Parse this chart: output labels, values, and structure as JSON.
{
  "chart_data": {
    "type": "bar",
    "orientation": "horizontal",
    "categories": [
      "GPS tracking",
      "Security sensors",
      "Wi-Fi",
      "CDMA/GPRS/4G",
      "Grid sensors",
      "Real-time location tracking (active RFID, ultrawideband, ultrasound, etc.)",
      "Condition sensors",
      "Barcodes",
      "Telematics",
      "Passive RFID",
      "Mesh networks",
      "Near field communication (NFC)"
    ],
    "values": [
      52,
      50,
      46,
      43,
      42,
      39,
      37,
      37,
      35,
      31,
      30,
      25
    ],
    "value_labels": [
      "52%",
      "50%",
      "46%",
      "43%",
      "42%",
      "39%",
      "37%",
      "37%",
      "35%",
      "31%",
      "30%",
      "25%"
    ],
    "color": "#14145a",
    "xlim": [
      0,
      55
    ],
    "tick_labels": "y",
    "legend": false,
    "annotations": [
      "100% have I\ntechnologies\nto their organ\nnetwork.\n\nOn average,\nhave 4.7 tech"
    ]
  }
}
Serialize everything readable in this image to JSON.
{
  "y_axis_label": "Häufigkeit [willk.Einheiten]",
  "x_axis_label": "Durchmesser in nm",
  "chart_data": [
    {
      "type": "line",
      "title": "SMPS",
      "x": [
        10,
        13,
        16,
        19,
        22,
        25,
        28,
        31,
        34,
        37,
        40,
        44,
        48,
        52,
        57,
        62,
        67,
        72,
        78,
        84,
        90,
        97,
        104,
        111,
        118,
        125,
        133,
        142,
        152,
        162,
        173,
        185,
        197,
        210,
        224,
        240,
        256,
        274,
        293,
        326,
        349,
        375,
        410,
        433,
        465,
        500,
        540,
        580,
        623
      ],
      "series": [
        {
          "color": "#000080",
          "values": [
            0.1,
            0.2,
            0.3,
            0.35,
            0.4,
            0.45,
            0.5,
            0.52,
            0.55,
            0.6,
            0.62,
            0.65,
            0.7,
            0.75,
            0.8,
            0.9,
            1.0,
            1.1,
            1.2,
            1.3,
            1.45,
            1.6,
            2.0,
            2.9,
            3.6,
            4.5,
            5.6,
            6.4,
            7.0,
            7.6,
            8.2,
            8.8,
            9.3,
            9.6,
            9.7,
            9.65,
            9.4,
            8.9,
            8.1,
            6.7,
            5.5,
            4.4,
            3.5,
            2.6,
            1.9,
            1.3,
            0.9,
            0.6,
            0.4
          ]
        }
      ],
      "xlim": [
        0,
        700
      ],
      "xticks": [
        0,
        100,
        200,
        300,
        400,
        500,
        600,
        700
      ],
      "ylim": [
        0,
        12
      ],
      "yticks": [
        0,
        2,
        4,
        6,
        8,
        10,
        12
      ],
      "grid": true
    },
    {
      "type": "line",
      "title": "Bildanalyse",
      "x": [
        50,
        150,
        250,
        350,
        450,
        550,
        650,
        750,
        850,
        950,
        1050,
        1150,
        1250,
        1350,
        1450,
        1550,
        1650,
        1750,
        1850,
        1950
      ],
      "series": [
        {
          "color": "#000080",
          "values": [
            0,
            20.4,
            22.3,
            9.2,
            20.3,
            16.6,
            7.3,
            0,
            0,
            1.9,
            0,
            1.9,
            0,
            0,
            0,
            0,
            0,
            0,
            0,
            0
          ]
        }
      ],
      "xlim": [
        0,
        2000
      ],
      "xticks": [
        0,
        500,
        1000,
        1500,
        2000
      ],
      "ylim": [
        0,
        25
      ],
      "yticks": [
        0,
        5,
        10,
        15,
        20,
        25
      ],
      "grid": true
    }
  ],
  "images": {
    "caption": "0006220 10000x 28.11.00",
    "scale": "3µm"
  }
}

Task objective:
Return the listing above in its exact form.

Solution to the exercise:
Parse this chart: output labels, values, and structure as JSON.
{
  "chart_data": {
    "type": "bar",
    "orientation": "horizontal",
    "categories": [
      "GPS tracking",
      "Security sensors",
      "Wi-Fi",
      "CDMA/GPRS/4G",
      "Grid sensors",
      "Real-time location tracking (active RFID, ultrawideband, ultrasound, etc.)",
      "Condition sensors",
      "Barcodes",
      "Telematics",
      "Passive RFID",
      "Mesh networks",
      "Near field communication (NFC)"
    ],
    "values": [
      52,
      50,
      46,
      43,
      42,
      39,
      37,
      37,
      35,
      31,
      30,
      25
    ],
    "value_labels": [
      "52%",
      "50%",
      "46%",
      "43%",
      "42%",
      "39%",
      "37%",
      "37%",
      "35%",
      "31%",
      "30%",
      "25%"
    ],
    "color": "#14145a",
    "xlim": [
      0,
      55
    ],
    "tick_labels": "y",
    "legend": false,
    "annotations": [
      "100% have I\ntechnologies\nto their organ\nnetwork.\n\nOn average,\nhave 4.7 tech"
    ]
  }
}
Serialize everything readable in this image to JSON.
{
  "y_axis_label": "Häufigkeit [willk.Einheiten]",
  "x_axis_label": "Durchmesser in nm",
  "chart_data": [
    {
      "type": "line",
      "title": "SMPS",
      "x": [
        10,
        13,
        16,
        19,
        22,
        25,
        28,
        31,
        34,
        37,
        40,
        44,
        48,
        52,
        57,
        62,
        67,
        72,
        78,
        84,
        90,
        97,
        104,
        111,
        118,
        125,
        133,
        142,
        152,
        162,
        173,
        185,
        197,
        210,
        224,
        240,
        256,
        274,
        293,
        326,
        349,
        375,
        410,
        433,
        465,
        500,
        540,
        580,
        623
      ],
      "series": [
        {
          "color": "#000080",
          "values": [
            0.1,
            0.2,
            0.3,
            0.35,
            0.4,
            0.45,
            0.5,
            0.52,
            0.55,
            0.6,
            0.62,
            0.65,
            0.7,
            0.75,
            0.8,
            0.9,
            1.0,
            1.1,
            1.2,
            1.3,
            1.45,
            1.6,
            2.0,
            2.9,
            3.6,
            4.5,
            5.6,
            6.4,
            7.0,
            7.6,
            8.2,
            8.8,
            9.3,
            9.6,
            9.7,
            9.65,
            9.4,
            8.9,
            8.1,
            6.7,
            5.5,
            4.4,
            3.5,
            2.6,
            1.9,
            1.3,
            0.9,
            0.6,
            0.4
          ]
        }
      ],
      "xlim": [
        0,
        700
      ],
      "xticks": [
        0,
        100,
        200,
        300,
        400,
        500,
        600,
        700
      ],
      "ylim": [
        0,
        12
      ],
      "yticks": [
        0,
        2,
        4,
        6,
        8,
        10,
        12
      ],
      "grid": true
    },
    {
      "type": "line",
      "title": "Bildanalyse",
      "x": [
        50,
        150,
        250,
        350,
        450,
        550,
        650,
        750,
        850,
        950,
        1050,
        1150,
        1250,
        1350,
        1450,
        1550,
        1650,
        1750,
        1850,
        1950
      ],
      "series": [
        {
          "color": "#000080",
          "values": [
            0,
            20.4,
            22.3,
            9.2,
            20.3,
            16.6,
            7.3,
            0,
            0,
            1.9,
            0,
            1.9,
            0,
            0,
            0,
            0,
            0,
            0,
            0,
            0
          ]
        }
      ],
      "xlim": [
        0,
        2000
      ],
      "xticks": [
        0,
        500,
        1000,
        1500,
        2000
      ],
      "ylim": [
        0,
        25
      ],
      "yticks": [
        0,
        5,
        10,
        15,
        20,
        25
      ],
      "grid": true
    }
  ],
  "images": {
    "caption": "0006220 10000x 28.11.00",
    "scale": "3µm"
  }
}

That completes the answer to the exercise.